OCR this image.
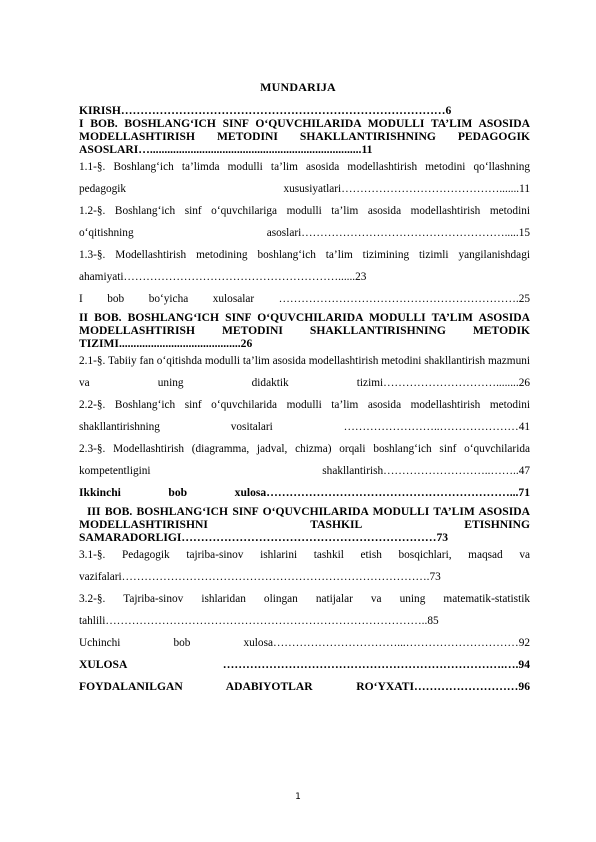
MUNDARIJA
KIRISH…………………………………………………………………………6
I BOB. BOSHLANG‘ICH SINF O‘QUVCHILARIDA MODULLI TA’LIM ASOSIDA MODELLASHTIRISH METODINI SHAKLLANTIRISHNING PEDAGOGIK ASOSLARI….........................................................................11
1.1-§. Boshlang‘ich ta’limda modulli ta’lim asosida modellashtirish metodini qo‘llashning pedagogik xususiyatlari…………………………………….......11
1.2-§. Boshlang‘ich sinf o‘quvchilariga modulli ta’lim asosida modellashtirish metodini o‘qitishning asoslari……………………………………………….....15
1.3-§. Modellashtirish metodining boshlang‘ich ta’lim tizimining tizimli yangilanishdagi ahamiyati…………………………………………………......23
I bob bo‘yicha xulosalar ……………………………………………………….25
II BOB. BOSHLANG‘ICH SINF O‘QUVCHILARIDA MODULLI TA’LIM ASOSIDA MODELLASHTIRISH METODINI SHAKLLANTIRISHNING METODIK TIZIMI..........................................26
2.1-§. Tabiiy fan o‘qitishda modulli ta’lim asosida modellashtirish metodini shakllantirish mazmuni va uning didaktik tizimi…………………………........26
2.2-§. Boshlang‘ich sinf o‘quvchilarida modulli ta’lim asosida modellashtirish metodini shakllantirishning vositalari ……………………..…………………41
2.3-§. Modellashtirish (diagramma, jadval, chizma) orqali boshlang‘ich sinf o‘quvchilarida kompetentligini shakllantirish………………………..……..47
Ikkinchi bob xulosa………………………………………………………...71
III BOB. BOSHLANG‘ICH SINF O‘QUVCHILARIDA MODULLI TA’LIM ASOSIDA MODELLASHTIRISHNI TASHKIL ETISHNING SAMARADORLIGI…………………………………………………………73
3.1-§. Pedagogik tajriba-sinov ishlarini tashkil etish bosqichlari, maqsad va vazifalari……………………………………………………………………….73
3.2-§. Tajriba-sinov ishlaridan olingan natijalar va uning matematik-statistik tahlili…………………………………………………………………………..85
Uchinchi bob xulosa……………………………...…………………………92
XULOSA ……………………………………………………………….….94
FOYDALANILGAN ADABIYOTLAR RO‘YXATI………………………96
1
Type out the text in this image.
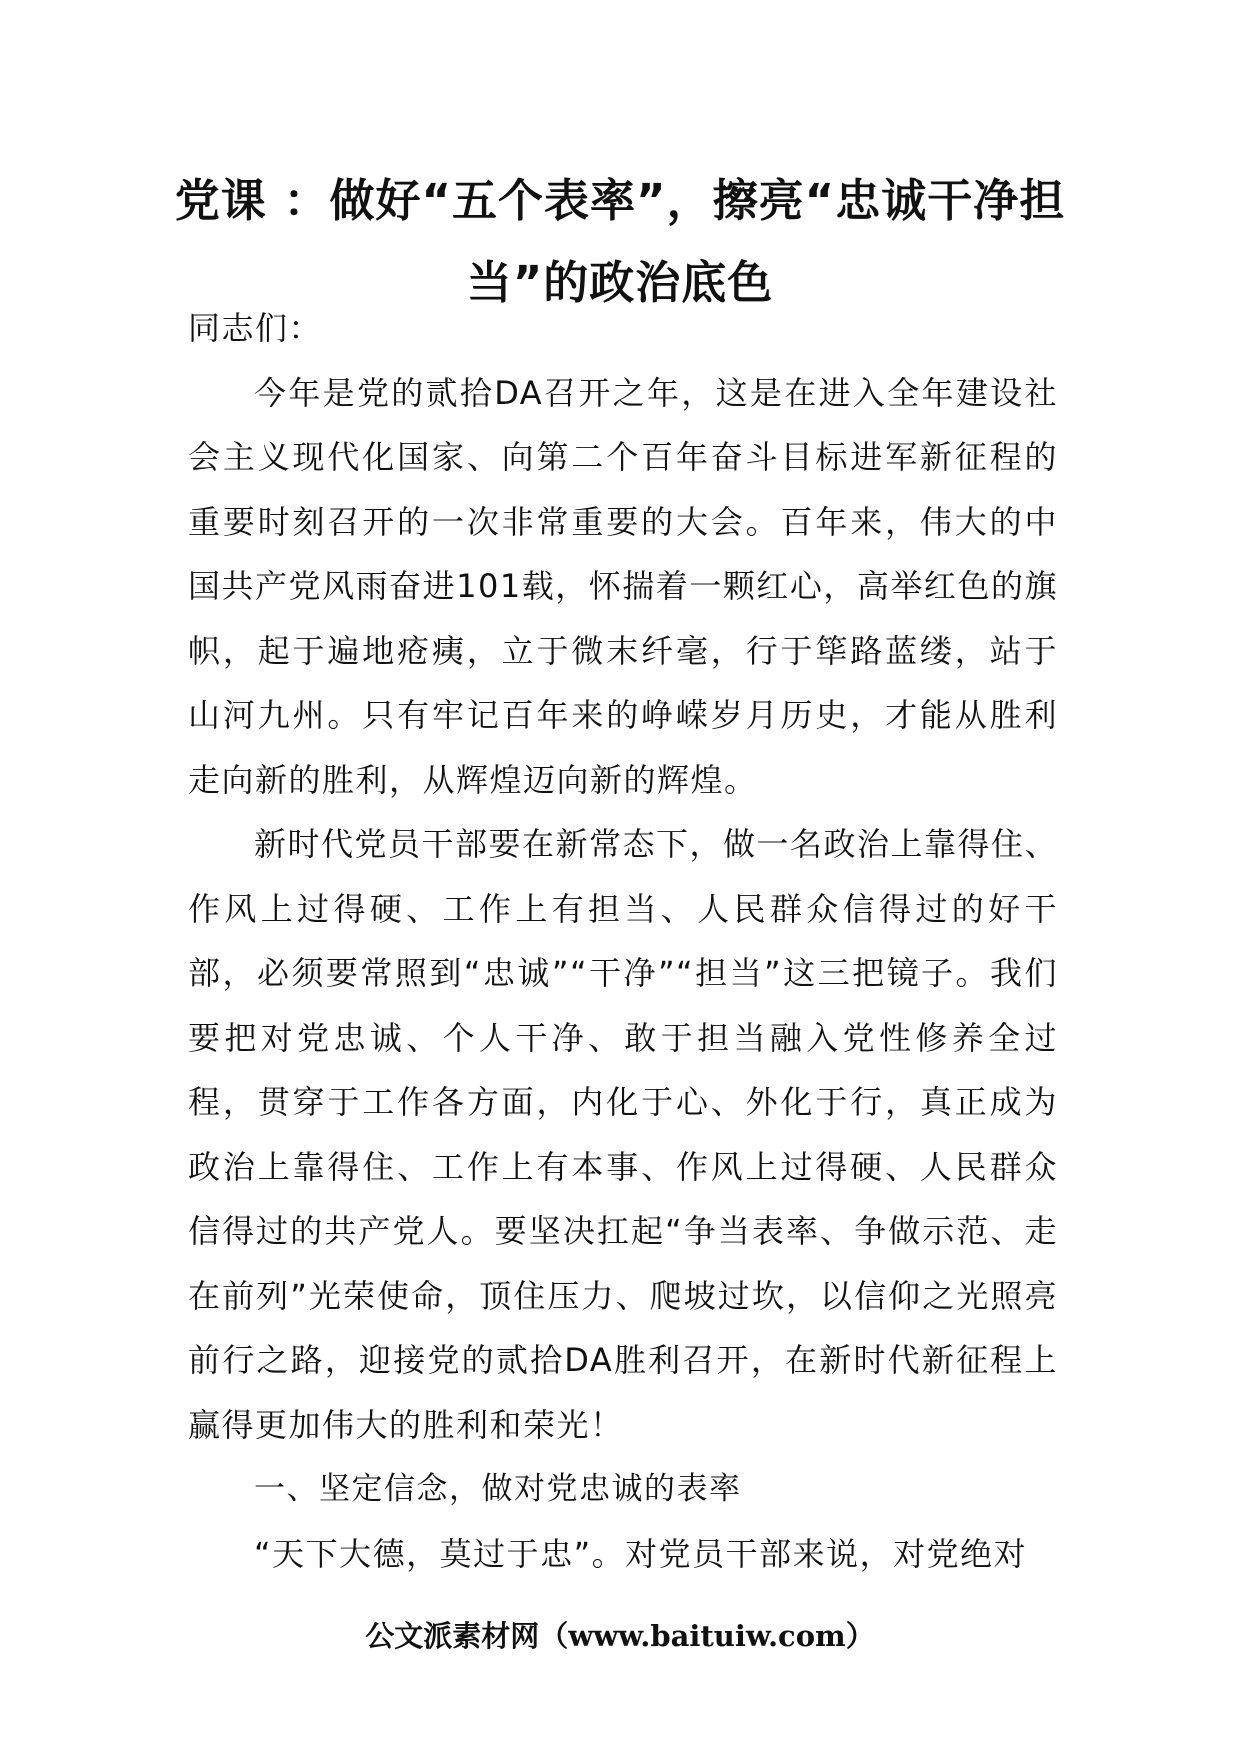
党课 ：做好“五个表率”，擦亮“忠诚干净担当”的政治底色

同志们：

今年是党的贰拾DA召开之年，这是在进入全年建设社会主义现代化国家、向第二个百年奋斗目标进军新征程的重要时刻召开的一次非常重要的大会。百年来，伟大的中国共产党风雨奋进101载，怀揣着一颗红心，高举红色的旗帜，起于遍地疮痍，立于微末纤毫，行于筚路蓝缕，站于山河九州。只有牢记百年来的峥嵘岁月历史，才能从胜利走向新的胜利，从辉煌迈向新的辉煌。

新时代党员干部要在新常态下，做一名政治上靠得住、作风上过得硬、工作上有担当、人民群众信得过的好干部，必须要常照到“忠诚”“干净”“担当”这三把镜子。我们要把对党忠诚、个人干净、敢于担当融入党性修养全过程，贯穿于工作各方面，内化于心、外化于行，真正成为政治上靠得住、工作上有本事、作风上过得硬、人民群众信得过的共产党人。要坚决扛起“争当表率、争做示范、走在前列”光荣使命，顶住压力、爬坡过坎，以信仰之光照亮前行之路，迎接党的贰拾DA胜利召开，在新时代新征程上赢得更加伟大的胜利和荣光！

一、坚定信念，做对党忠诚的表率

“天下大德，莫过于忠”。对党员干部来说，对党绝对

公文派素材网（www.baituiw.com）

══════

* **Requirements**:
Retype, word for word, the lines from the one with "Type out the text in this image." through the last line of the entries above, and only those lines. Leave pictures out.

* **Reply to the exercise**:
Type out the text in this image.
党课 ：做好“五个表率”，擦亮“忠诚干净担当”的政治底色

同志们：

今年是党的贰拾DA召开之年，这是在进入全年建设社会主义现代化国家、向第二个百年奋斗目标进军新征程的重要时刻召开的一次非常重要的大会。百年来，伟大的中国共产党风雨奋进101载，怀揣着一颗红心，高举红色的旗帜，起于遍地疮痍，立于微末纤毫，行于筚路蓝缕，站于山河九州。只有牢记百年来的峥嵘岁月历史，才能从胜利走向新的胜利，从辉煌迈向新的辉煌。

新时代党员干部要在新常态下，做一名政治上靠得住、作风上过得硬、工作上有担当、人民群众信得过的好干部，必须要常照到“忠诚”“干净”“担当”这三把镜子。我们要把对党忠诚、个人干净、敢于担当融入党性修养全过程，贯穿于工作各方面，内化于心、外化于行，真正成为政治上靠得住、工作上有本事、作风上过得硬、人民群众信得过的共产党人。要坚决扛起“争当表率、争做示范、走在前列”光荣使命，顶住压力、爬坡过坎，以信仰之光照亮前行之路，迎接党的贰拾DA胜利召开，在新时代新征程上赢得更加伟大的胜利和荣光！

一、坚定信念，做对党忠诚的表率

“天下大德，莫过于忠”。对党员干部来说，对党绝对

公文派素材网（www.baituiw.com）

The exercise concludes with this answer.